Task directions: Output the records exactly as they appear, with no pictures included.

Input for this task:
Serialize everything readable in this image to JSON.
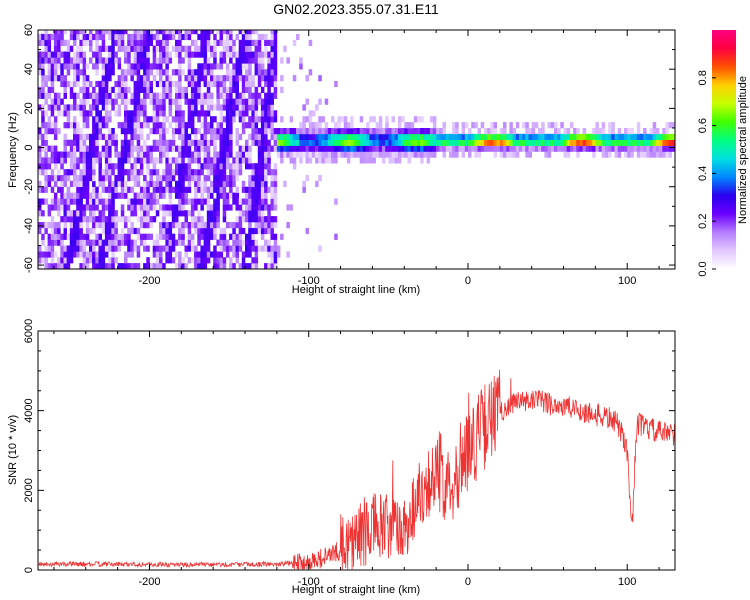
{
  "title": "GN02.2023.355.07.31.E11",
  "chart_data": [
    {
      "type": "heatmap",
      "xlabel": "Height of straight line (km)",
      "ylabel": "Frequency (Hz)",
      "xlim": [
        -270,
        130
      ],
      "ylim": [
        -62,
        60
      ],
      "xticks": [
        -200,
        -100,
        0,
        100
      ],
      "yticks": [
        -60,
        -40,
        -20,
        0,
        20,
        40,
        60
      ],
      "colorbar": {
        "label": "Normalized spectral amplitude",
        "range": [
          0,
          1
        ],
        "ticks": [
          "0.0",
          "0.2",
          "0.4",
          "0.6",
          "0.8"
        ],
        "colors": [
          "#ffffff",
          "#e2c8ff",
          "#b57cff",
          "#6a00ff",
          "#2a00ee",
          "#0088ff",
          "#00e0e0",
          "#00ff80",
          "#40ff00",
          "#c8ff00",
          "#ffd000",
          "#ff5000",
          "#ff0040",
          "#ff0080"
        ]
      },
      "signal_band": {
        "x_start": -120,
        "x_end": 130,
        "center_hz": 2,
        "half_width_hz": 5
      },
      "noise_region": {
        "x_start": -270,
        "x_end": -120,
        "range_hz": [
          -62,
          60
        ]
      }
    },
    {
      "type": "line",
      "xlabel": "Height of straight line (km)",
      "ylabel": "SNR (10 * v/v)",
      "xlim": [
        -270,
        130
      ],
      "ylim": [
        0,
        6000
      ],
      "xticks": [
        -200,
        -100,
        0,
        100
      ],
      "yticks": [
        0,
        2000,
        4000,
        6000
      ],
      "color": "#ee3333",
      "series": [
        {
          "x": [
            -270,
            -240,
            -200,
            -160,
            -120,
            -100,
            -90,
            -80,
            -70,
            -60,
            -50,
            -40,
            -30,
            -20,
            -10,
            0,
            10,
            20,
            30,
            40,
            50,
            60,
            70,
            80,
            90,
            95,
            100,
            103,
            106,
            110,
            120,
            130
          ],
          "values": [
            150,
            150,
            140,
            130,
            150,
            200,
            320,
            500,
            800,
            1100,
            1000,
            1000,
            2000,
            2400,
            2300,
            3000,
            3600,
            4000,
            4200,
            4250,
            4200,
            4100,
            4000,
            3900,
            3800,
            3600,
            3000,
            1000,
            3700,
            3600,
            3450,
            3400
          ]
        }
      ]
    }
  ]
}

Task output:
Serialize everything readable in this image to JSON.
{
  "title": "GN02.2023.355.07.31.E11",
  "chart_data": [
    {
      "type": "heatmap",
      "xlabel": "Height of straight line (km)",
      "ylabel": "Frequency (Hz)",
      "xlim": [
        -270,
        130
      ],
      "ylim": [
        -62,
        60
      ],
      "xticks": [
        -200,
        -100,
        0,
        100
      ],
      "yticks": [
        -60,
        -40,
        -20,
        0,
        20,
        40,
        60
      ],
      "colorbar": {
        "label": "Normalized spectral amplitude",
        "range": [
          0,
          1
        ],
        "ticks": [
          "0.0",
          "0.2",
          "0.4",
          "0.6",
          "0.8"
        ],
        "colors": [
          "#ffffff",
          "#e2c8ff",
          "#b57cff",
          "#6a00ff",
          "#2a00ee",
          "#0088ff",
          "#00e0e0",
          "#00ff80",
          "#40ff00",
          "#c8ff00",
          "#ffd000",
          "#ff5000",
          "#ff0040",
          "#ff0080"
        ]
      },
      "signal_band": {
        "x_start": -120,
        "x_end": 130,
        "center_hz": 2,
        "half_width_hz": 5
      },
      "noise_region": {
        "x_start": -270,
        "x_end": -120,
        "range_hz": [
          -62,
          60
        ]
      }
    },
    {
      "type": "line",
      "xlabel": "Height of straight line (km)",
      "ylabel": "SNR (10 * v/v)",
      "xlim": [
        -270,
        130
      ],
      "ylim": [
        0,
        6000
      ],
      "xticks": [
        -200,
        -100,
        0,
        100
      ],
      "yticks": [
        0,
        2000,
        4000,
        6000
      ],
      "color": "#ee3333",
      "series": [
        {
          "x": [
            -270,
            -240,
            -200,
            -160,
            -120,
            -100,
            -90,
            -80,
            -70,
            -60,
            -50,
            -40,
            -30,
            -20,
            -10,
            0,
            10,
            20,
            30,
            40,
            50,
            60,
            70,
            80,
            90,
            95,
            100,
            103,
            106,
            110,
            120,
            130
          ],
          "values": [
            150,
            150,
            140,
            130,
            150,
            200,
            320,
            500,
            800,
            1100,
            1000,
            1000,
            2000,
            2400,
            2300,
            3000,
            3600,
            4000,
            4200,
            4250,
            4200,
            4100,
            4000,
            3900,
            3800,
            3600,
            3000,
            1000,
            3700,
            3600,
            3450,
            3400
          ]
        }
      ]
    }
  ]
}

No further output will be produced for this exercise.